# EXERCISE REQUIREMENTS
Exact repetition of every entry is required.

Raw records
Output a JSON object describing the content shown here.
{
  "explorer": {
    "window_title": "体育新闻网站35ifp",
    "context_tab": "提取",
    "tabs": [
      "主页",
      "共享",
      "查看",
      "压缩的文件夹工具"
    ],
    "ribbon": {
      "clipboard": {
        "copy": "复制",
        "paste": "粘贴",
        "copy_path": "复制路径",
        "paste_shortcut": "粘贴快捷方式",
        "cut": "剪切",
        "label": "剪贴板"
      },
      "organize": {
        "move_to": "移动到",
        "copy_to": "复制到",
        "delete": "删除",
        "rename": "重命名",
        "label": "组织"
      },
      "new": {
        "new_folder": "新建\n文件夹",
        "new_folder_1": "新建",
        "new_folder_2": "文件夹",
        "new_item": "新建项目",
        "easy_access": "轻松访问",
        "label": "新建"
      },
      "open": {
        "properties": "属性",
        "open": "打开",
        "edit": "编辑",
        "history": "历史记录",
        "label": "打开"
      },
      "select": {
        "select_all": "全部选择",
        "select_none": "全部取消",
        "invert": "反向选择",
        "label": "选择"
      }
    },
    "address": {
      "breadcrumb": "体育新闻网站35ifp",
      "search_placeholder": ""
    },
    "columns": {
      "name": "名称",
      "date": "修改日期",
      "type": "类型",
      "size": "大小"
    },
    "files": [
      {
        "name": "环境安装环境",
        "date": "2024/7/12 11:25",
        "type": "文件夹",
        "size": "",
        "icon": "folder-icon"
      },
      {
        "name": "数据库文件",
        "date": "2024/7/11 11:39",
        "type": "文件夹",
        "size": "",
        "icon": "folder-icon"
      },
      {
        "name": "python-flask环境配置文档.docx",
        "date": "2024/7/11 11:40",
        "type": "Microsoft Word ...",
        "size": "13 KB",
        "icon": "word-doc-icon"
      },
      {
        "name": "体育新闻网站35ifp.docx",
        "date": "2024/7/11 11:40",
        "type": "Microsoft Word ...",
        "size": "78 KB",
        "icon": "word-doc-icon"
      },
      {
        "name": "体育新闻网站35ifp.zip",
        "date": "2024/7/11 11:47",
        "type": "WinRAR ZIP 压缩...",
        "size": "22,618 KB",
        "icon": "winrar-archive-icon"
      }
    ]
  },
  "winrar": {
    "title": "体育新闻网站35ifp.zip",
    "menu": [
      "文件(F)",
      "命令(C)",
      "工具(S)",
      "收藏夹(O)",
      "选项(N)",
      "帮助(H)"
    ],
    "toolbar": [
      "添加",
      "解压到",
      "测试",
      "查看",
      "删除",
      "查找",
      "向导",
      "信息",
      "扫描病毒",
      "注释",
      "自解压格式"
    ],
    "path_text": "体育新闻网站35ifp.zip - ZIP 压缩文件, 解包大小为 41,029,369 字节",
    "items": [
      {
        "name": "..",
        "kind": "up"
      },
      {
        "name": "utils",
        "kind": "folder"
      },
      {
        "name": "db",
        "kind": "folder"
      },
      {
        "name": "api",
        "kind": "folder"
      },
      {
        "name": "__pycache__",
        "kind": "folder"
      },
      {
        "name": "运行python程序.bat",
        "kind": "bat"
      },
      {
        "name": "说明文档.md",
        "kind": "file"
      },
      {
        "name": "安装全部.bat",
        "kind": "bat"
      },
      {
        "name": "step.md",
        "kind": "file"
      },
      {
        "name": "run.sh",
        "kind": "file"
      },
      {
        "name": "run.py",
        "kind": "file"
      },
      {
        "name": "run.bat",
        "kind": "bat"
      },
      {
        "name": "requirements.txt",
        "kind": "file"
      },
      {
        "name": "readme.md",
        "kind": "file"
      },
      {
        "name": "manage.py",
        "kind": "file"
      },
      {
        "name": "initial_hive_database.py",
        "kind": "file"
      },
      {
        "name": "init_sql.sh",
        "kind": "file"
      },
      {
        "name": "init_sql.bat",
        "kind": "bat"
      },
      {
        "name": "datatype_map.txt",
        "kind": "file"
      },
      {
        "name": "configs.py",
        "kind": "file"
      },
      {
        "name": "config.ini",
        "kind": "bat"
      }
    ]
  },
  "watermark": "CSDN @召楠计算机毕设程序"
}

# ANSWER TO THE PROBLEM
Output a JSON object describing the content shown here.
{
  "explorer": {
    "window_title": "体育新闻网站35ifp",
    "context_tab": "提取",
    "tabs": [
      "主页",
      "共享",
      "查看",
      "压缩的文件夹工具"
    ],
    "ribbon": {
      "clipboard": {
        "copy": "复制",
        "paste": "粘贴",
        "copy_path": "复制路径",
        "paste_shortcut": "粘贴快捷方式",
        "cut": "剪切",
        "label": "剪贴板"
      },
      "organize": {
        "move_to": "移动到",
        "copy_to": "复制到",
        "delete": "删除",
        "rename": "重命名",
        "label": "组织"
      },
      "new": {
        "new_folder": "新建\n文件夹",
        "new_folder_1": "新建",
        "new_folder_2": "文件夹",
        "new_item": "新建项目",
        "easy_access": "轻松访问",
        "label": "新建"
      },
      "open": {
        "properties": "属性",
        "open": "打开",
        "edit": "编辑",
        "history": "历史记录",
        "label": "打开"
      },
      "select": {
        "select_all": "全部选择",
        "select_none": "全部取消",
        "invert": "反向选择",
        "label": "选择"
      }
    },
    "address": {
      "breadcrumb": "体育新闻网站35ifp",
      "search_placeholder": ""
    },
    "columns": {
      "name": "名称",
      "date": "修改日期",
      "type": "类型",
      "size": "大小"
    },
    "files": [
      {
        "name": "环境安装环境",
        "date": "2024/7/12 11:25",
        "type": "文件夹",
        "size": "",
        "icon": "folder-icon"
      },
      {
        "name": "数据库文件",
        "date": "2024/7/11 11:39",
        "type": "文件夹",
        "size": "",
        "icon": "folder-icon"
      },
      {
        "name": "python-flask环境配置文档.docx",
        "date": "2024/7/11 11:40",
        "type": "Microsoft Word ...",
        "size": "13 KB",
        "icon": "word-doc-icon"
      },
      {
        "name": "体育新闻网站35ifp.docx",
        "date": "2024/7/11 11:40",
        "type": "Microsoft Word ...",
        "size": "78 KB",
        "icon": "word-doc-icon"
      },
      {
        "name": "体育新闻网站35ifp.zip",
        "date": "2024/7/11 11:47",
        "type": "WinRAR ZIP 压缩...",
        "size": "22,618 KB",
        "icon": "winrar-archive-icon"
      }
    ]
  },
  "winrar": {
    "title": "体育新闻网站35ifp.zip",
    "menu": [
      "文件(F)",
      "命令(C)",
      "工具(S)",
      "收藏夹(O)",
      "选项(N)",
      "帮助(H)"
    ],
    "toolbar": [
      "添加",
      "解压到",
      "测试",
      "查看",
      "删除",
      "查找",
      "向导",
      "信息",
      "扫描病毒",
      "注释",
      "自解压格式"
    ],
    "path_text": "体育新闻网站35ifp.zip - ZIP 压缩文件, 解包大小为 41,029,369 字节",
    "items": [
      {
        "name": "..",
        "kind": "up"
      },
      {
        "name": "utils",
        "kind": "folder"
      },
      {
        "name": "db",
        "kind": "folder"
      },
      {
        "name": "api",
        "kind": "folder"
      },
      {
        "name": "__pycache__",
        "kind": "folder"
      },
      {
        "name": "运行python程序.bat",
        "kind": "bat"
      },
      {
        "name": "说明文档.md",
        "kind": "file"
      },
      {
        "name": "安装全部.bat",
        "kind": "bat"
      },
      {
        "name": "step.md",
        "kind": "file"
      },
      {
        "name": "run.sh",
        "kind": "file"
      },
      {
        "name": "run.py",
        "kind": "file"
      },
      {
        "name": "run.bat",
        "kind": "bat"
      },
      {
        "name": "requirements.txt",
        "kind": "file"
      },
      {
        "name": "readme.md",
        "kind": "file"
      },
      {
        "name": "manage.py",
        "kind": "file"
      },
      {
        "name": "initial_hive_database.py",
        "kind": "file"
      },
      {
        "name": "init_sql.sh",
        "kind": "file"
      },
      {
        "name": "init_sql.bat",
        "kind": "bat"
      },
      {
        "name": "datatype_map.txt",
        "kind": "file"
      },
      {
        "name": "configs.py",
        "kind": "file"
      },
      {
        "name": "config.ini",
        "kind": "bat"
      }
    ]
  },
  "watermark": "CSDN @召楠计算机毕设程序"
}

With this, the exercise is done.